◆ Task to complete
Lines that hold the word "nomade" should be located and copied.
** Start Exercise materials **
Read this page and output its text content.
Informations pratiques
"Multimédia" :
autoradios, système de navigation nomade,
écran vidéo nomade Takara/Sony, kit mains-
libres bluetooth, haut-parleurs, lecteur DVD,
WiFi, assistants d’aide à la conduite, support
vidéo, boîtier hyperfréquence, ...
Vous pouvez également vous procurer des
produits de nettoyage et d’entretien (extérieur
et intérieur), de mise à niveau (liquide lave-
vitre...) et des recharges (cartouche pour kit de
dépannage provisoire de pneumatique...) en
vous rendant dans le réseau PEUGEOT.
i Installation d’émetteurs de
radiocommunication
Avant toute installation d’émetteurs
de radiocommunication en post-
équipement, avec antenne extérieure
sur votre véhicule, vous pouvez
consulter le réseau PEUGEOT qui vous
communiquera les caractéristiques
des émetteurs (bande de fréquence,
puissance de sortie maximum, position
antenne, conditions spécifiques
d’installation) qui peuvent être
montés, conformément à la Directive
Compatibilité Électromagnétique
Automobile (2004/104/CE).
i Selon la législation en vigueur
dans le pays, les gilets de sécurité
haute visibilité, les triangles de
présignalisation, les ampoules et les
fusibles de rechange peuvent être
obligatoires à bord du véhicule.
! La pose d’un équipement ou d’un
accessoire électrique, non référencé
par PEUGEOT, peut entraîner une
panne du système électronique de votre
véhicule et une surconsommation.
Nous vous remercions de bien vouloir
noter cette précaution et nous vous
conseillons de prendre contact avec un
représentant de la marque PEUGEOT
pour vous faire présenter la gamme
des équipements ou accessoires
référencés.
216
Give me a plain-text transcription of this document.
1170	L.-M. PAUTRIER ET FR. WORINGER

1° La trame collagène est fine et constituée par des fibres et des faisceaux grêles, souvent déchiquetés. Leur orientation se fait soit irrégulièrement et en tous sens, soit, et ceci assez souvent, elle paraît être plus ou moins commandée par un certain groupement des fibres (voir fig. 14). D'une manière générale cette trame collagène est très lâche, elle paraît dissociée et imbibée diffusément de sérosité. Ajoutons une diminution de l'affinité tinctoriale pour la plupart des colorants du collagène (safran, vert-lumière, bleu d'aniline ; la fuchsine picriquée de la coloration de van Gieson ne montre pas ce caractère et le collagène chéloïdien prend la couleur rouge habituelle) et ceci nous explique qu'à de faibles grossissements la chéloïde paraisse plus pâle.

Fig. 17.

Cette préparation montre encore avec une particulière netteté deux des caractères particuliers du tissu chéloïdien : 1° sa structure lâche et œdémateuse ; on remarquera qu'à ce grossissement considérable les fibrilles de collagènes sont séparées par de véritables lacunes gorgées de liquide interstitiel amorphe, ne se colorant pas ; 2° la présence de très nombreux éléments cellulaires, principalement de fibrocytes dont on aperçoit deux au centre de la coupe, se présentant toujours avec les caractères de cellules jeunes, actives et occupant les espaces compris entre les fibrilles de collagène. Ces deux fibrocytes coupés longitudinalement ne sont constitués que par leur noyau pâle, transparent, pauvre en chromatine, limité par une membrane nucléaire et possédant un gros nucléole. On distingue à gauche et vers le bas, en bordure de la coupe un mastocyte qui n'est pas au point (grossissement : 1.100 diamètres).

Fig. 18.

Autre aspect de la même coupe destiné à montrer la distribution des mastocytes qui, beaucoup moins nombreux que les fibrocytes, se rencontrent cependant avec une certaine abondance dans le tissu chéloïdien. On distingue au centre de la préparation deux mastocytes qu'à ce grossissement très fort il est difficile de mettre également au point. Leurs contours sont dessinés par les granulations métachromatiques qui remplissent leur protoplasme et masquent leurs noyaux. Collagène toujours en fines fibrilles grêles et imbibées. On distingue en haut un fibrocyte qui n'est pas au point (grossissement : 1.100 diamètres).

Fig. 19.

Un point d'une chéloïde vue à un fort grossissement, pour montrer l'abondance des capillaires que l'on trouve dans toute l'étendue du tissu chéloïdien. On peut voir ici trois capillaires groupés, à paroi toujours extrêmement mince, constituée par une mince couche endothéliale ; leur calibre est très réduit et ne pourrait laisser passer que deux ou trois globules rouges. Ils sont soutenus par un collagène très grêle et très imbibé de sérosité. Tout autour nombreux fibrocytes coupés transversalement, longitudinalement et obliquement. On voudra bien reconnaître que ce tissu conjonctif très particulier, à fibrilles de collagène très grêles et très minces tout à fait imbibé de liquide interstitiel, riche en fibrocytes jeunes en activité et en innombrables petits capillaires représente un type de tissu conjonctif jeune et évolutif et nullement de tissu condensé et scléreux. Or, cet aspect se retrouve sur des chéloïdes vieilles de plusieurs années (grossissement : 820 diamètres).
** End Exercise materials **
◆ Solution to this problem
autoradios, système de navigation nomade,
écran vidéo nomade Takara/Sony, kit mains-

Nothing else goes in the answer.